Entries with figure data —
++++
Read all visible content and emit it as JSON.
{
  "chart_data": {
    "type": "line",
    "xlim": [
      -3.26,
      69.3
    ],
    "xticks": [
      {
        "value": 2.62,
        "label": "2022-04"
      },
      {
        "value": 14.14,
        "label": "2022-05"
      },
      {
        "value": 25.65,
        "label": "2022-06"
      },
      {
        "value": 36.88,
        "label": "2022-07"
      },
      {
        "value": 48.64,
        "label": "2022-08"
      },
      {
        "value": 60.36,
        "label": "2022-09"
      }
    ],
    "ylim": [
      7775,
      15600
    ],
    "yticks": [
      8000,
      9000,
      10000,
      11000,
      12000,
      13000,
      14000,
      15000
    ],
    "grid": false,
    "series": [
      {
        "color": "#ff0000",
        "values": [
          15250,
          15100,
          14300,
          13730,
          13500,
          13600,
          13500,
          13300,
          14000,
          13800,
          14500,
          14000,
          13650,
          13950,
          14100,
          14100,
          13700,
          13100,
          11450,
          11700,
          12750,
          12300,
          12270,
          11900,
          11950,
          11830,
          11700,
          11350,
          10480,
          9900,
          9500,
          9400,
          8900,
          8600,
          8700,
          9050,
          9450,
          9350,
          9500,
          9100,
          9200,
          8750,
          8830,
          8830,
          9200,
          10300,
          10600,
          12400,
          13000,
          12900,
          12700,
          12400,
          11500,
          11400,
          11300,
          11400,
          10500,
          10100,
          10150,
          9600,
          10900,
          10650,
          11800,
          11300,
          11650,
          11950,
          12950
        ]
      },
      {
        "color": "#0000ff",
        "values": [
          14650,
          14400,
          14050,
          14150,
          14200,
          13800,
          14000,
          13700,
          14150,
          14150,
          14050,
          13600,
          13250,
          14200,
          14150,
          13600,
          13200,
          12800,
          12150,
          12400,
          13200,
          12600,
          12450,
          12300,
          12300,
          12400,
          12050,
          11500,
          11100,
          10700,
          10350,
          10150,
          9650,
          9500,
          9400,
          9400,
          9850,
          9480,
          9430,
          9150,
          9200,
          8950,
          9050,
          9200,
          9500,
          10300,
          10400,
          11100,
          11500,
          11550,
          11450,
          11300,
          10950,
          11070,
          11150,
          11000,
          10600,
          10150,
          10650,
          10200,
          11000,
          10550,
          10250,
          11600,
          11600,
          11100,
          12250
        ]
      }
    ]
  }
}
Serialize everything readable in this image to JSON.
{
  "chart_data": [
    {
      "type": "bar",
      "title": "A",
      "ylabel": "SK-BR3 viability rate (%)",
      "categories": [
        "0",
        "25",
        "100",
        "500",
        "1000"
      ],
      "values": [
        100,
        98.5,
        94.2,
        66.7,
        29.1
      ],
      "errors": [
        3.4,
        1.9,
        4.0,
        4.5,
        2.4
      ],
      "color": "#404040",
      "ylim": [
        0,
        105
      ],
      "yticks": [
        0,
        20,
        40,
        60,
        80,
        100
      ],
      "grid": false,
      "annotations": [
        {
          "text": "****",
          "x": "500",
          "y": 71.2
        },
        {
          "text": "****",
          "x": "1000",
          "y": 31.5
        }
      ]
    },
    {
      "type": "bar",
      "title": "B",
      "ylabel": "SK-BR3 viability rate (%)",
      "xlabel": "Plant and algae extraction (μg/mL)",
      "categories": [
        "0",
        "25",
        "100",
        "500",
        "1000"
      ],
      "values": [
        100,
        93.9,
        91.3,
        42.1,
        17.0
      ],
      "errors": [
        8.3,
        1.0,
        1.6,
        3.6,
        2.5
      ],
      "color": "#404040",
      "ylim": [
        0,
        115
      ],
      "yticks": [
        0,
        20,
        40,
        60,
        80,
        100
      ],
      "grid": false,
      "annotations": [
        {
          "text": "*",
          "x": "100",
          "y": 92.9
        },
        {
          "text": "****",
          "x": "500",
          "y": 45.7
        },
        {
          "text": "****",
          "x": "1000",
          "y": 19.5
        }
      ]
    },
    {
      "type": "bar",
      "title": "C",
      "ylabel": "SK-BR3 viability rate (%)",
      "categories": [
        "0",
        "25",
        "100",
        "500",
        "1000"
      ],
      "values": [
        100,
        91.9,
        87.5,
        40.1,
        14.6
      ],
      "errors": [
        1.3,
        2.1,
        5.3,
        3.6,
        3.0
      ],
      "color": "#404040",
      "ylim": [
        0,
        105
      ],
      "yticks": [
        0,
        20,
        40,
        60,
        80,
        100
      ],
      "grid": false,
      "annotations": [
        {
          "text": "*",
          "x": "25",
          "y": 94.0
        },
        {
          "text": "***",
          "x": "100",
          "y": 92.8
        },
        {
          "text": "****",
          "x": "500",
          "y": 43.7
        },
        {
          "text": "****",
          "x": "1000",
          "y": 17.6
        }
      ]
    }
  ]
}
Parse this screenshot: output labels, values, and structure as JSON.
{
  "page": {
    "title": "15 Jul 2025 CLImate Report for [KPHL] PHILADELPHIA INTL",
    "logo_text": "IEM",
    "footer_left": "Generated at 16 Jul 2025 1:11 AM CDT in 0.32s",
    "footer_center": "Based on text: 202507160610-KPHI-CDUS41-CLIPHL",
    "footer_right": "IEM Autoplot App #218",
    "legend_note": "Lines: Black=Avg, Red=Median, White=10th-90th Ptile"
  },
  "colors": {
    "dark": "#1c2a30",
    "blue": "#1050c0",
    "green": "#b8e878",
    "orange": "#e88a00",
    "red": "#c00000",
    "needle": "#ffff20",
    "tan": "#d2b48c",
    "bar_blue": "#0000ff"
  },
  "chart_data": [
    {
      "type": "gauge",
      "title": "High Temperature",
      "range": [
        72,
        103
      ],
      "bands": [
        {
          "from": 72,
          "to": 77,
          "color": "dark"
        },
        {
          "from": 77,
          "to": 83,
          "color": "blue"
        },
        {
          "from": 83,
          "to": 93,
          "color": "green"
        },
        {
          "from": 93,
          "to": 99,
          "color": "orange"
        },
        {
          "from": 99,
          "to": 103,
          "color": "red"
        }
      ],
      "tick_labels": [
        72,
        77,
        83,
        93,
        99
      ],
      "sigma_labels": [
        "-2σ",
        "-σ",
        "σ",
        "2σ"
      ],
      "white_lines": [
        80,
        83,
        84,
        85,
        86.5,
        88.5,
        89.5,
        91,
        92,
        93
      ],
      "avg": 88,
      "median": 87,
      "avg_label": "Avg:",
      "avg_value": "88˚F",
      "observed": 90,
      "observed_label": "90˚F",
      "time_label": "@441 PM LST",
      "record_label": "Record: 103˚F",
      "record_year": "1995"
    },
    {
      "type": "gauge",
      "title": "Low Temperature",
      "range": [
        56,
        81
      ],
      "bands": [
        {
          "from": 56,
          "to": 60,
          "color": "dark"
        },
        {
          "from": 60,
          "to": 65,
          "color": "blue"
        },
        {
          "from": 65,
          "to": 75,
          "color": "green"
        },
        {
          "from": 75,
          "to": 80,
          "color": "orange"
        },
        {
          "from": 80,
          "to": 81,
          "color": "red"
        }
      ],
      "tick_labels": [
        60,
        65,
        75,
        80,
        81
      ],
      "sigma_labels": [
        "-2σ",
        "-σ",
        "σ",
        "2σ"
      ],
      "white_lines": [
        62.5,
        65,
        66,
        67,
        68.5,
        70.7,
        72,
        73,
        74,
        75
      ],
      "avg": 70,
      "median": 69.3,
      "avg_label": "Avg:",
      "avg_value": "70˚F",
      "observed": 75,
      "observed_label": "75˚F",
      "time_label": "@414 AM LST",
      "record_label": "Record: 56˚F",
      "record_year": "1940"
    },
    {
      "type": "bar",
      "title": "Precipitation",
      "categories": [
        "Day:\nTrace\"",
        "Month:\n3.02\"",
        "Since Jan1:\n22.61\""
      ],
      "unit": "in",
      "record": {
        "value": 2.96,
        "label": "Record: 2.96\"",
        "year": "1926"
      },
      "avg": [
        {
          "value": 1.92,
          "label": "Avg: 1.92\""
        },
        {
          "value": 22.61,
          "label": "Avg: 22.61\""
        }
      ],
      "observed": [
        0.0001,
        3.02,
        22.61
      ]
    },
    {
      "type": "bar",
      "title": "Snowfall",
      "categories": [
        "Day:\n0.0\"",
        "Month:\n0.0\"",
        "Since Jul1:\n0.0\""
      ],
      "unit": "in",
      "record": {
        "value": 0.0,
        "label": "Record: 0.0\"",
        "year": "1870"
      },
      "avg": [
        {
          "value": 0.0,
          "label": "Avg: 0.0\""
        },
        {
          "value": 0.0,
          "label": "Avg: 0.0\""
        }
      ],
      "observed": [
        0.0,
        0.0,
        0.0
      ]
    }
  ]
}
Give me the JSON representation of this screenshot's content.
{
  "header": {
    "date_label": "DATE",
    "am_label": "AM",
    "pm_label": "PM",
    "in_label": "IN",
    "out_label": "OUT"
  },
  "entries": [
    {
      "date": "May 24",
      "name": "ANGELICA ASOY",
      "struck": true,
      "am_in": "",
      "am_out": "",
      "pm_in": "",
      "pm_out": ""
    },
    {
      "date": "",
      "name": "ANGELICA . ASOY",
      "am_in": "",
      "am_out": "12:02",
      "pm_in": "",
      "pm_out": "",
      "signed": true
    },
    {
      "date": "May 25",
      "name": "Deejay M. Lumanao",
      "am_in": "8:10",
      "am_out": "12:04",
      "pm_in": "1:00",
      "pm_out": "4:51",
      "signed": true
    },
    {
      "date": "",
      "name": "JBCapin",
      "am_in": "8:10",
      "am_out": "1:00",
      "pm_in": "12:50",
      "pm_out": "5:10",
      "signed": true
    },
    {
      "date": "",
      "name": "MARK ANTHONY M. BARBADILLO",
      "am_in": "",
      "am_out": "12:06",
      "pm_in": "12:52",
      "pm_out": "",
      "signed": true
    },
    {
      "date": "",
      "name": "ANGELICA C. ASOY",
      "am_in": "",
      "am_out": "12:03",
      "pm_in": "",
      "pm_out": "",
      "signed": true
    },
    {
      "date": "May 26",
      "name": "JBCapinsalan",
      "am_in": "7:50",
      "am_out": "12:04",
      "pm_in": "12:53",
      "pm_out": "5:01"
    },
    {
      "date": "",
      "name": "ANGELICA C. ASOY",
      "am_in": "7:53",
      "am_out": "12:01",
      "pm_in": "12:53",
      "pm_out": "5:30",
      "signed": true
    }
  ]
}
++++
Problem statement —
Take each line of the material that contains the word "screenshot" and list it.

Exercise result —
Parse this screenshot: output labels, values, and structure as JSON.
Give me the JSON representation of this screenshot's content.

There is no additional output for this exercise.